_Problem details_:
Gather each line of the records where "abiertos" appears.

_Dataset items_:
######

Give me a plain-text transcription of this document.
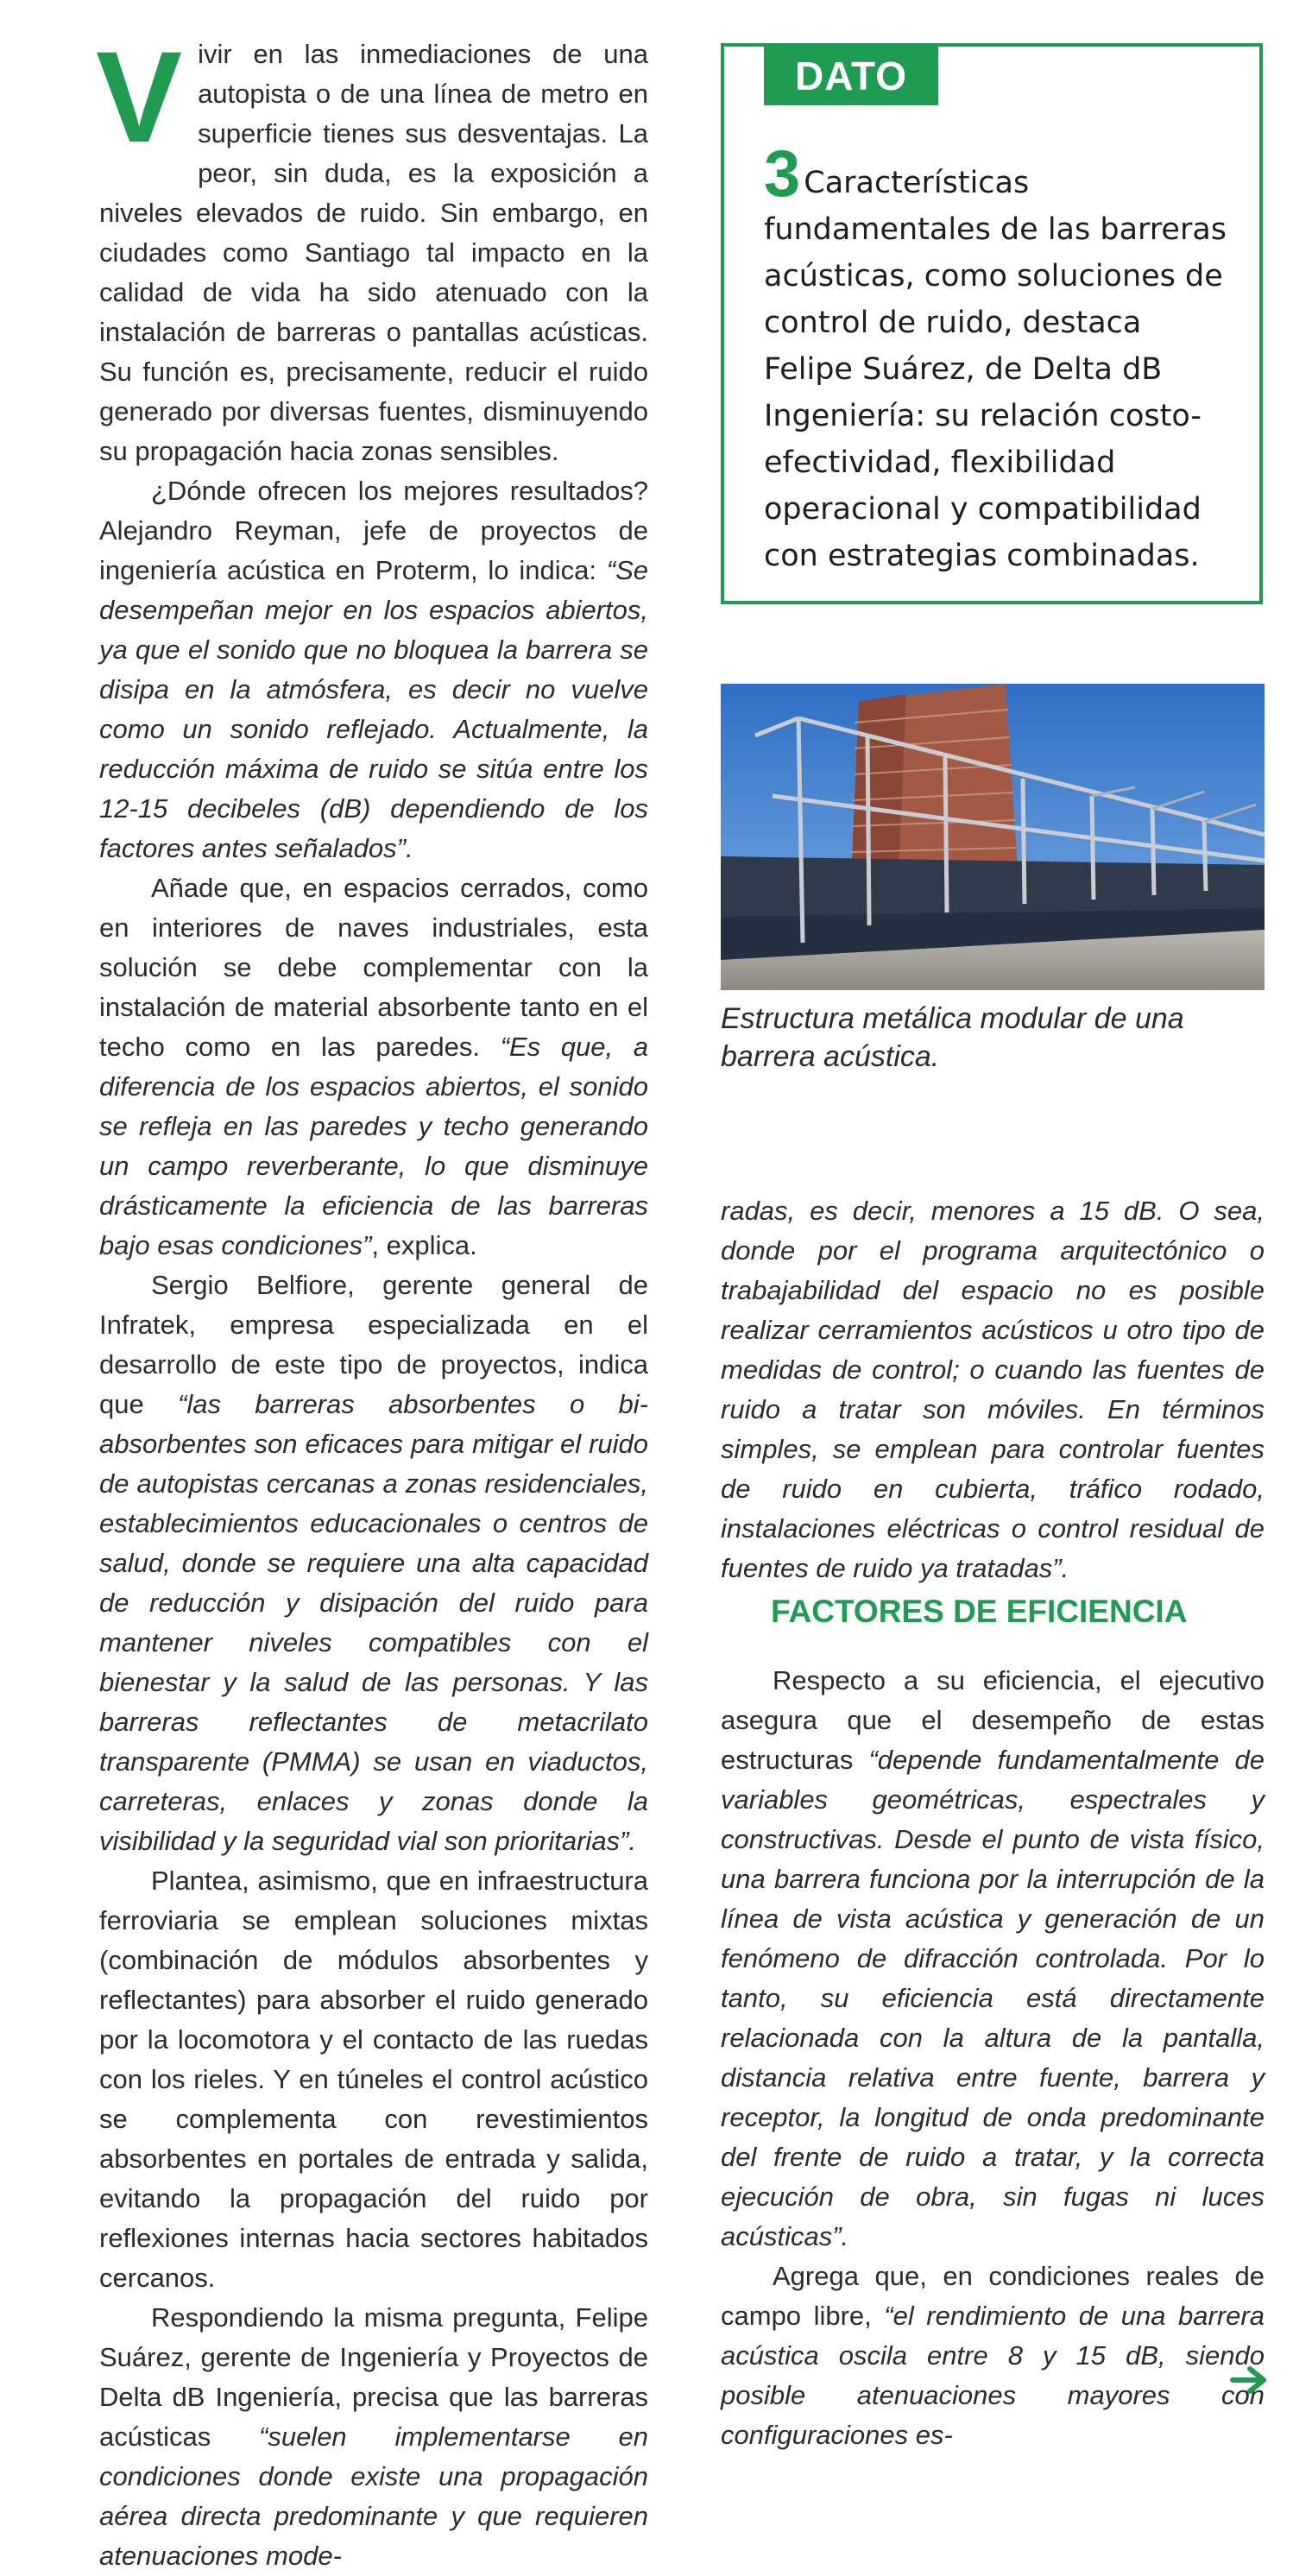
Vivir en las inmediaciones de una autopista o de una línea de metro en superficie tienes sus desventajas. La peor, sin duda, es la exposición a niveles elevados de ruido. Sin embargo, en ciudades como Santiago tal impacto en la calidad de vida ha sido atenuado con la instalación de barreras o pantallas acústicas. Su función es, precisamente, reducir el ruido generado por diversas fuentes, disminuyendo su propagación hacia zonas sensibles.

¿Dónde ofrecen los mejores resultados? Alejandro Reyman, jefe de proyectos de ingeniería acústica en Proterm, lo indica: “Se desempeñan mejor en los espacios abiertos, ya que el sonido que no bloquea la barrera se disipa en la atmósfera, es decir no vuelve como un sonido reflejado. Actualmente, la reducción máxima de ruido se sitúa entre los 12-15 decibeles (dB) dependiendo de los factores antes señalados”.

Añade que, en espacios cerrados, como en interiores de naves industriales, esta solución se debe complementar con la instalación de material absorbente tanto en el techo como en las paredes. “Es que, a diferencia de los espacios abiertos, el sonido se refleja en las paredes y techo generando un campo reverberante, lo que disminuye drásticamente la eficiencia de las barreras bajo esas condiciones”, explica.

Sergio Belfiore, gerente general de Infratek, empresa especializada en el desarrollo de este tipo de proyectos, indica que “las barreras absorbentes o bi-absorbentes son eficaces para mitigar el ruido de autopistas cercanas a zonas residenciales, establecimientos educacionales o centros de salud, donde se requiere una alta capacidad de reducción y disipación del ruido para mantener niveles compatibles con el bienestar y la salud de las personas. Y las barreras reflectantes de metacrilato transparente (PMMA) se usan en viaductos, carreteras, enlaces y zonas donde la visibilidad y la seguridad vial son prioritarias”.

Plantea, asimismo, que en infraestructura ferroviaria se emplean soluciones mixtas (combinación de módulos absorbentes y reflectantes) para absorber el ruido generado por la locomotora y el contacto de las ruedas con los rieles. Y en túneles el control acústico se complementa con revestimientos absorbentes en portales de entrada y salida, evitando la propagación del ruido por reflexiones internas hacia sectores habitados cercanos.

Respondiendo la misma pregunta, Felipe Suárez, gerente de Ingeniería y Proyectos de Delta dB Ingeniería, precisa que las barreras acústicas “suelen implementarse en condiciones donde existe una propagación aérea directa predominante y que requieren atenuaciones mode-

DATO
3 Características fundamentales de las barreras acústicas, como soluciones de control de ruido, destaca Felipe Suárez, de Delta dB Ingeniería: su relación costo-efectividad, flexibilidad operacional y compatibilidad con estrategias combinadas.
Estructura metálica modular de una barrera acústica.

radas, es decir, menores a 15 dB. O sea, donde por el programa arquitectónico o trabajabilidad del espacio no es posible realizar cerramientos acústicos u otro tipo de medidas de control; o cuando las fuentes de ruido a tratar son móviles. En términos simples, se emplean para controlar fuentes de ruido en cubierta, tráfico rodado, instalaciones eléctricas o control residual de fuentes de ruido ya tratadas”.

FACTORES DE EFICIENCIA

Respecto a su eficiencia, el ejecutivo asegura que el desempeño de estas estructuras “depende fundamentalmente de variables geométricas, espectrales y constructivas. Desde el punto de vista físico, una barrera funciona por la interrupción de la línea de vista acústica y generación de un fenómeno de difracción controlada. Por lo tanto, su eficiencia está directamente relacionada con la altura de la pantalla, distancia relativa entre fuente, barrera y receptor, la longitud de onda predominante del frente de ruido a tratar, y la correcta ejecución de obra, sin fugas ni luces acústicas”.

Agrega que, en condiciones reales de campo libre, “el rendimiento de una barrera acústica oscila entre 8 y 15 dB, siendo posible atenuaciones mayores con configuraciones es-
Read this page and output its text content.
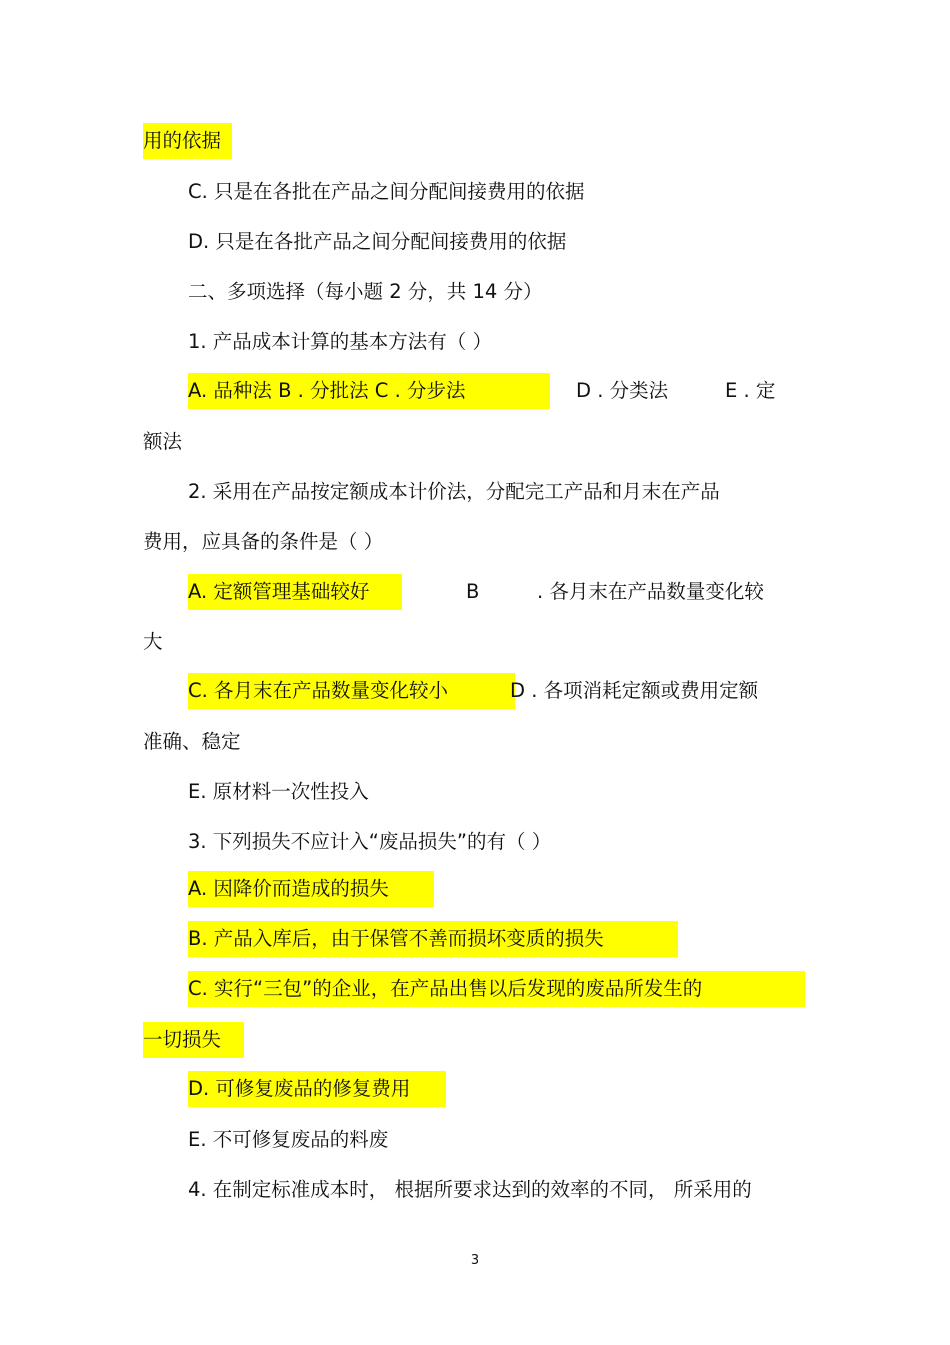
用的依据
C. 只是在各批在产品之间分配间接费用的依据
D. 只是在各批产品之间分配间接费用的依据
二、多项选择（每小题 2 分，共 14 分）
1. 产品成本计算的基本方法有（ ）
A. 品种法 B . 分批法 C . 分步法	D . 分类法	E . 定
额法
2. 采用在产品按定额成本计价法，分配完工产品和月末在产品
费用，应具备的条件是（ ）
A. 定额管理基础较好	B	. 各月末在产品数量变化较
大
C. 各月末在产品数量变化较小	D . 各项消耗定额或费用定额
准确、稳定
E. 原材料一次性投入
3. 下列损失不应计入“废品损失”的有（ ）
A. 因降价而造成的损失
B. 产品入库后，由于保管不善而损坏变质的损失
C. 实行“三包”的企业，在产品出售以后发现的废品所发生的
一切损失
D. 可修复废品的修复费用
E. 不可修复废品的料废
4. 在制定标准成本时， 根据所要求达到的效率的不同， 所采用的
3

######

_Response below_:
¿Dónde ofrecen los mejores resultados? Alejandro Reyman, jefe de proyectos de ingeniería acústica en Proterm, lo indica: “Se desempeñan mejor en los espacios abiertos, ya que el sonido que no bloquea la barrera se disipa en la atmósfera, es decir no vuelve como un sonido reflejado. Actualmente, la reducción máxima de ruido se sitúa entre los 12-15 decibeles (dB) dependiendo de los factores antes señalados”.
Añade que, en espacios cerrados, como en interiores de naves industriales, esta solución se debe complementar con la instalación de material absorbente tanto en el techo como en las paredes. “Es que, a diferencia de los espacios abiertos, el sonido se refleja en las paredes y techo generando un campo reverberante, lo que disminuye drásticamente la eficiencia de las barreras bajo esas condiciones”, explica.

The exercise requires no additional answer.